(Records from a collection of figures)
-------
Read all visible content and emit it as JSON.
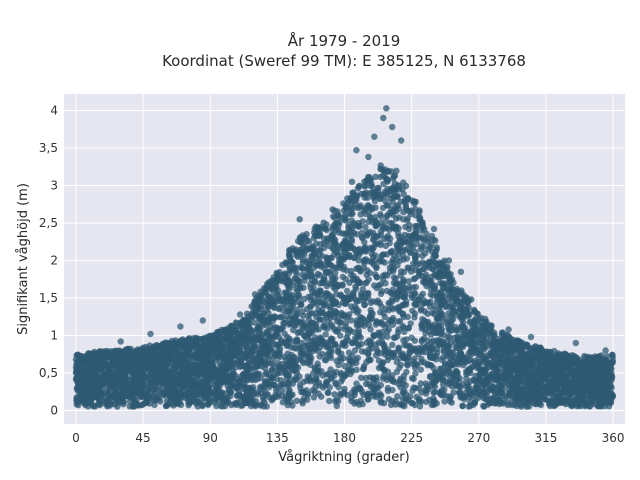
{
  "chart_data": {
    "type": "scatter",
    "title": "År 1979 - 2019",
    "subtitle": "Koordinat (Sweref 99 TM): E 385125, N 6133768",
    "xlabel": "Vågriktning (grader)",
    "ylabel": "Signifikant våghöjd (m)",
    "xlim": [
      -8,
      368
    ],
    "ylim": [
      -0.18,
      4.22
    ],
    "x_ticks": [
      0,
      45,
      90,
      135,
      180,
      225,
      270,
      315,
      360
    ],
    "x_tick_labels": [
      "0",
      "45",
      "90",
      "135",
      "180",
      "225",
      "270",
      "315",
      "360"
    ],
    "y_ticks": [
      0,
      0.5,
      1,
      1.5,
      2,
      2.5,
      3,
      3.5,
      4
    ],
    "y_tick_labels": [
      "0",
      "0,5",
      "1",
      "1,5",
      "2",
      "2,5",
      "3",
      "3,5",
      "4"
    ],
    "grid": true,
    "legend": "none",
    "envelope": {
      "description_direction_deg": [
        0,
        20,
        45,
        70,
        90,
        110,
        135,
        150,
        165,
        180,
        195,
        205,
        215,
        225,
        240,
        255,
        270,
        285,
        300,
        315,
        330,
        345,
        360
      ],
      "upper_max_m": [
        0.75,
        0.8,
        0.85,
        0.95,
        1.0,
        1.2,
        1.9,
        2.35,
        2.5,
        2.8,
        3.1,
        3.3,
        3.2,
        2.9,
        2.3,
        1.7,
        1.3,
        1.05,
        0.9,
        0.82,
        0.75,
        0.72,
        0.75
      ],
      "lower_min_m": [
        0.05,
        0.05,
        0.05,
        0.05,
        0.05,
        0.05,
        0.05,
        0.05,
        0.05,
        0.05,
        0.05,
        0.05,
        0.05,
        0.05,
        0.05,
        0.05,
        0.05,
        0.05,
        0.05,
        0.05,
        0.05,
        0.05,
        0.05
      ]
    },
    "outliers": [
      {
        "x": 208,
        "y": 4.03
      },
      {
        "x": 206,
        "y": 3.9
      },
      {
        "x": 212,
        "y": 3.78
      },
      {
        "x": 200,
        "y": 3.65
      },
      {
        "x": 218,
        "y": 3.6
      },
      {
        "x": 188,
        "y": 3.47
      },
      {
        "x": 196,
        "y": 3.38
      },
      {
        "x": 172,
        "y": 2.68
      },
      {
        "x": 185,
        "y": 3.05
      },
      {
        "x": 150,
        "y": 2.55
      },
      {
        "x": 160,
        "y": 2.42
      },
      {
        "x": 240,
        "y": 2.42
      },
      {
        "x": 250,
        "y": 2.0
      },
      {
        "x": 258,
        "y": 1.85
      },
      {
        "x": 265,
        "y": 1.48
      },
      {
        "x": 290,
        "y": 1.08
      },
      {
        "x": 305,
        "y": 0.98
      },
      {
        "x": 335,
        "y": 0.9
      },
      {
        "x": 355,
        "y": 0.8
      },
      {
        "x": 120,
        "y": 1.55
      },
      {
        "x": 110,
        "y": 1.28
      },
      {
        "x": 85,
        "y": 1.2
      },
      {
        "x": 70,
        "y": 1.12
      },
      {
        "x": 50,
        "y": 1.02
      },
      {
        "x": 30,
        "y": 0.92
      },
      {
        "x": 0,
        "y": 0.68
      },
      {
        "x": 1,
        "y": 0.74
      }
    ],
    "colors": {
      "point": "#2f5a73",
      "plot_background": "#e5e6ef",
      "grid": "#ffffff"
    }
  }
}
-------
◆ **TASK**: Strip out the pictures and quote the remaining data word for word.

◆ **EXERCISE SOLUTION**:
Read all visible content and emit it as JSON.
{
  "chart_data": {
    "type": "scatter",
    "title": "År 1979 - 2019",
    "subtitle": "Koordinat (Sweref 99 TM): E 385125, N 6133768",
    "xlabel": "Vågriktning (grader)",
    "ylabel": "Signifikant våghöjd (m)",
    "xlim": [
      -8,
      368
    ],
    "ylim": [
      -0.18,
      4.22
    ],
    "x_ticks": [
      0,
      45,
      90,
      135,
      180,
      225,
      270,
      315,
      360
    ],
    "x_tick_labels": [
      "0",
      "45",
      "90",
      "135",
      "180",
      "225",
      "270",
      "315",
      "360"
    ],
    "y_ticks": [
      0,
      0.5,
      1,
      1.5,
      2,
      2.5,
      3,
      3.5,
      4
    ],
    "y_tick_labels": [
      "0",
      "0,5",
      "1",
      "1,5",
      "2",
      "2,5",
      "3",
      "3,5",
      "4"
    ],
    "grid": true,
    "legend": "none",
    "envelope": {
      "description_direction_deg": [
        0,
        20,
        45,
        70,
        90,
        110,
        135,
        150,
        165,
        180,
        195,
        205,
        215,
        225,
        240,
        255,
        270,
        285,
        300,
        315,
        330,
        345,
        360
      ],
      "upper_max_m": [
        0.75,
        0.8,
        0.85,
        0.95,
        1.0,
        1.2,
        1.9,
        2.35,
        2.5,
        2.8,
        3.1,
        3.3,
        3.2,
        2.9,
        2.3,
        1.7,
        1.3,
        1.05,
        0.9,
        0.82,
        0.75,
        0.72,
        0.75
      ],
      "lower_min_m": [
        0.05,
        0.05,
        0.05,
        0.05,
        0.05,
        0.05,
        0.05,
        0.05,
        0.05,
        0.05,
        0.05,
        0.05,
        0.05,
        0.05,
        0.05,
        0.05,
        0.05,
        0.05,
        0.05,
        0.05,
        0.05,
        0.05,
        0.05
      ]
    },
    "outliers": [
      {
        "x": 208,
        "y": 4.03
      },
      {
        "x": 206,
        "y": 3.9
      },
      {
        "x": 212,
        "y": 3.78
      },
      {
        "x": 200,
        "y": 3.65
      },
      {
        "x": 218,
        "y": 3.6
      },
      {
        "x": 188,
        "y": 3.47
      },
      {
        "x": 196,
        "y": 3.38
      },
      {
        "x": 172,
        "y": 2.68
      },
      {
        "x": 185,
        "y": 3.05
      },
      {
        "x": 150,
        "y": 2.55
      },
      {
        "x": 160,
        "y": 2.42
      },
      {
        "x": 240,
        "y": 2.42
      },
      {
        "x": 250,
        "y": 2.0
      },
      {
        "x": 258,
        "y": 1.85
      },
      {
        "x": 265,
        "y": 1.48
      },
      {
        "x": 290,
        "y": 1.08
      },
      {
        "x": 305,
        "y": 0.98
      },
      {
        "x": 335,
        "y": 0.9
      },
      {
        "x": 355,
        "y": 0.8
      },
      {
        "x": 120,
        "y": 1.55
      },
      {
        "x": 110,
        "y": 1.28
      },
      {
        "x": 85,
        "y": 1.2
      },
      {
        "x": 70,
        "y": 1.12
      },
      {
        "x": 50,
        "y": 1.02
      },
      {
        "x": 30,
        "y": 0.92
      },
      {
        "x": 0,
        "y": 0.68
      },
      {
        "x": 1,
        "y": 0.74
      }
    ],
    "colors": {
      "point": "#2f5a73",
      "plot_background": "#e5e6ef",
      "grid": "#ffffff"
    }
  }
}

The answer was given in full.